_Stated problem_
From the listing below, copy every line with the word "screenshot".

_Supplied material_

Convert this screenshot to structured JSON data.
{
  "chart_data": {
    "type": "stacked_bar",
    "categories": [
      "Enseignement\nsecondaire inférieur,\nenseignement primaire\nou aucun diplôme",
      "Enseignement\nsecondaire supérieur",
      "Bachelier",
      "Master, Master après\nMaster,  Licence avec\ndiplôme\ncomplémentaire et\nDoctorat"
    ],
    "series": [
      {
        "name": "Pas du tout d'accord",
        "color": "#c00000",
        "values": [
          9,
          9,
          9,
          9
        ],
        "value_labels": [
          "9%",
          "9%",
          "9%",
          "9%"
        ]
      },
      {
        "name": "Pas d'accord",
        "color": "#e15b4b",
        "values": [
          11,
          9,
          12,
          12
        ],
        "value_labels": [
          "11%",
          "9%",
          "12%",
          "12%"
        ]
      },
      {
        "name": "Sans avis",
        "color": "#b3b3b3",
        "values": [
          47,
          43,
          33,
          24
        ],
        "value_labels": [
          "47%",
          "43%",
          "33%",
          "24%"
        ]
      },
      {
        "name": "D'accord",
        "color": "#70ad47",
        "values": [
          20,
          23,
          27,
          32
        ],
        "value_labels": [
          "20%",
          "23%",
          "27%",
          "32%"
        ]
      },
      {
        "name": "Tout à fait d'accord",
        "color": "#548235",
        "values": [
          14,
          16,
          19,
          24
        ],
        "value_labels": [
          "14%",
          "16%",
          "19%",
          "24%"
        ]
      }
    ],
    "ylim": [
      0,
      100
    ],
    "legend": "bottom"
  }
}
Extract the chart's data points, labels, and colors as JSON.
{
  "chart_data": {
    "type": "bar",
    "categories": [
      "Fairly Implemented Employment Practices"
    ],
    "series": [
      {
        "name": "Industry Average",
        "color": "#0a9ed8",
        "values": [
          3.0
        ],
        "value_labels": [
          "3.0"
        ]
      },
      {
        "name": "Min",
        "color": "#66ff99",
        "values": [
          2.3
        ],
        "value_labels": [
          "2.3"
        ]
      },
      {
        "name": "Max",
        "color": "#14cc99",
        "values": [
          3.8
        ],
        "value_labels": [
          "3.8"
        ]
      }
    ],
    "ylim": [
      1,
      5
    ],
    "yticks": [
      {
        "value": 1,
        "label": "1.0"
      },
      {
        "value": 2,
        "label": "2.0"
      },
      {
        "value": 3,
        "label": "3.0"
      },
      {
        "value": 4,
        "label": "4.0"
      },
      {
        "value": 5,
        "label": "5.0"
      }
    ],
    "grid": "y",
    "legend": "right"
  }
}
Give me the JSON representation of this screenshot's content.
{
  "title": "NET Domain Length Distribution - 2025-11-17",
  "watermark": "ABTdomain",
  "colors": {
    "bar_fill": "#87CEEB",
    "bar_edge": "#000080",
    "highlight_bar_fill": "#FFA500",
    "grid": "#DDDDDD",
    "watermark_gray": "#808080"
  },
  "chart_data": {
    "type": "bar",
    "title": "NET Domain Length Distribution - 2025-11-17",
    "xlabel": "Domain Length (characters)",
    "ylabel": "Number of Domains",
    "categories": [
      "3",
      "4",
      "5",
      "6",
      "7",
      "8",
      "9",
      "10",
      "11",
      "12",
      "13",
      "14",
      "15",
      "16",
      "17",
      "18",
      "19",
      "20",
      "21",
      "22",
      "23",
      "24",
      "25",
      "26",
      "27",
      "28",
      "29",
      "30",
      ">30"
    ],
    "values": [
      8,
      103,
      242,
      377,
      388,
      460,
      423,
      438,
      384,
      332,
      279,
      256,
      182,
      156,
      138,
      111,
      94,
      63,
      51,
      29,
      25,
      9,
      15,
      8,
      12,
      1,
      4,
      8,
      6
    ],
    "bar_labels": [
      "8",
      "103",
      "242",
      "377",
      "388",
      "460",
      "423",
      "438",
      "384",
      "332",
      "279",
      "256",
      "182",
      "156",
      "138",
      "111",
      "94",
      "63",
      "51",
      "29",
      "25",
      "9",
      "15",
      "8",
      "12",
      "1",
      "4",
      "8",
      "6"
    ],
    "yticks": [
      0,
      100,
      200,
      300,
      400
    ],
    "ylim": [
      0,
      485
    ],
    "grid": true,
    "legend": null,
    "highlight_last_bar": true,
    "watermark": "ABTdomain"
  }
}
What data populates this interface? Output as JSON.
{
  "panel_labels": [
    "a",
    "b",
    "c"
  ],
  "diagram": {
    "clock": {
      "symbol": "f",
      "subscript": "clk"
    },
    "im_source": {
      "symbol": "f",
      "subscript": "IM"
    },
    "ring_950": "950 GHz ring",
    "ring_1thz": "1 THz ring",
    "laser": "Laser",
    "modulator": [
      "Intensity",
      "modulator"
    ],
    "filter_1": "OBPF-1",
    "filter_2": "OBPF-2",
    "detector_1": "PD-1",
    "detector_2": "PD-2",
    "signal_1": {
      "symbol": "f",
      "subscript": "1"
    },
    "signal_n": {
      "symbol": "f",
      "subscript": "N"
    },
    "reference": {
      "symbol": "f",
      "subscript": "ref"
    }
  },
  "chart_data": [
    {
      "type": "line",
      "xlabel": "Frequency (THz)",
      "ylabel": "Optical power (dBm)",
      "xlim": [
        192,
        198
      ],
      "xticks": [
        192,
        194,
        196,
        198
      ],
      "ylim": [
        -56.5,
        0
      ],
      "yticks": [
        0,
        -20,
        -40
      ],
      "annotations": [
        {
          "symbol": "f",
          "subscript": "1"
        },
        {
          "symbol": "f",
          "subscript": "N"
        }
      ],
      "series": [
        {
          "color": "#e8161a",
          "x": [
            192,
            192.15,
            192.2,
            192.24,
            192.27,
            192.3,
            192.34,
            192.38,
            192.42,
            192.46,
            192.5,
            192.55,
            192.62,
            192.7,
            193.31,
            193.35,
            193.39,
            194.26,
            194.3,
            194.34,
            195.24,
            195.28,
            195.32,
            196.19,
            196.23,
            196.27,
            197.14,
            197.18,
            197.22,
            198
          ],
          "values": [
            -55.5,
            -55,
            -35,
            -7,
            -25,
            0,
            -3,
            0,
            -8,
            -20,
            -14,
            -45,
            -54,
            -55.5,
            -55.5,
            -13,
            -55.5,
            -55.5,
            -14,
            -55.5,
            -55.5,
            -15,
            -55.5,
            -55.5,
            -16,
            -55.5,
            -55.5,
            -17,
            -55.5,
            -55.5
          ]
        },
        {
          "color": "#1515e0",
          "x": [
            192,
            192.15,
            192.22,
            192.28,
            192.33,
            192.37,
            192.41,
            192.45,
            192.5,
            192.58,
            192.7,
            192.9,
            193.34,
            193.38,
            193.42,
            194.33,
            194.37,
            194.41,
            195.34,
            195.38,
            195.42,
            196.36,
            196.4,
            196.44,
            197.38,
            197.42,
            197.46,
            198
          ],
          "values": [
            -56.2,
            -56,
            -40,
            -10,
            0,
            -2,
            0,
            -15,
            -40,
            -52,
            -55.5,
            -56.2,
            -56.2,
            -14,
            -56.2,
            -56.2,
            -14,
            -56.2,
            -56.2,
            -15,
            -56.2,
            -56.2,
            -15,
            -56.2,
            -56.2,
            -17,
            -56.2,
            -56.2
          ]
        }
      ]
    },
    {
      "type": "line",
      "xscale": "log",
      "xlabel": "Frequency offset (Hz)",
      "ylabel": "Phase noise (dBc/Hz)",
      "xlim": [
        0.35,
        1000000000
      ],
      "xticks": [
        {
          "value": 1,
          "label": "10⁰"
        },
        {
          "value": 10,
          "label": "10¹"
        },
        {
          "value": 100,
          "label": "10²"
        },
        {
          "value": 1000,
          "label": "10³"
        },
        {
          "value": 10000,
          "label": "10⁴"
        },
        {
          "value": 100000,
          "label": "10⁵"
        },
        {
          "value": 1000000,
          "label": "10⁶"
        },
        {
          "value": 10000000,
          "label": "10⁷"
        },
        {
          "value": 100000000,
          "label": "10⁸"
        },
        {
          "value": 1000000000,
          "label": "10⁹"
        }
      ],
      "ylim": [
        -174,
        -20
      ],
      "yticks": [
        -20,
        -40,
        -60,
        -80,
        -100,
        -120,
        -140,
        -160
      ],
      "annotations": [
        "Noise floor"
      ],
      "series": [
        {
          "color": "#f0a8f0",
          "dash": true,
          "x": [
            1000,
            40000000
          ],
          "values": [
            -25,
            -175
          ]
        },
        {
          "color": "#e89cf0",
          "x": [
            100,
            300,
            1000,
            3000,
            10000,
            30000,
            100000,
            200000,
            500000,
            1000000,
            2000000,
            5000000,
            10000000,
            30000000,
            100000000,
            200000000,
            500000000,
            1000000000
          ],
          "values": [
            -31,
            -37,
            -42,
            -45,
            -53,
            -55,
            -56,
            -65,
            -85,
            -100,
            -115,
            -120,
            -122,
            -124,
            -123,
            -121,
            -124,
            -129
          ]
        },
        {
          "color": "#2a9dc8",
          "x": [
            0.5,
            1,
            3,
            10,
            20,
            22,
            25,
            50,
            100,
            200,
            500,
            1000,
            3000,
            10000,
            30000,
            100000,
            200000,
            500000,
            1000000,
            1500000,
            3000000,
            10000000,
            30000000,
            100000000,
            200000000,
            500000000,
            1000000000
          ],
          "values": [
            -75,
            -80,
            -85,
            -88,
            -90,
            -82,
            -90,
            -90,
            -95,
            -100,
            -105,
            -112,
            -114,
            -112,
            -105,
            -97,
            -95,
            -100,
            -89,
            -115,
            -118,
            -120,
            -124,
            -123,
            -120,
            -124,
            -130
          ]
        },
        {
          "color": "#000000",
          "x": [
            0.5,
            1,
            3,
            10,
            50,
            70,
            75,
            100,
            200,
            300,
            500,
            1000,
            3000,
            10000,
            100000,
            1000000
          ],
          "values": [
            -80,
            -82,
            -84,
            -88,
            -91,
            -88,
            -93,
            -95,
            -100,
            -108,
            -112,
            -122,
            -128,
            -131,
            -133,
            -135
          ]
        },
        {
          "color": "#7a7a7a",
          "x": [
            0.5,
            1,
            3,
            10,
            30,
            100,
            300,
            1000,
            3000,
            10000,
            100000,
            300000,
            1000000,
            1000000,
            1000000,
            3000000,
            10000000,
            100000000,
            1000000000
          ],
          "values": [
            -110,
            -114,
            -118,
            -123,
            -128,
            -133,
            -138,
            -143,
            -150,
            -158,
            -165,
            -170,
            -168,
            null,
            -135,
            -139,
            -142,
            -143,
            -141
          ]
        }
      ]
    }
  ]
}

_Answer below_
Convert this screenshot to structured JSON data.
Give me the JSON representation of this screenshot's content.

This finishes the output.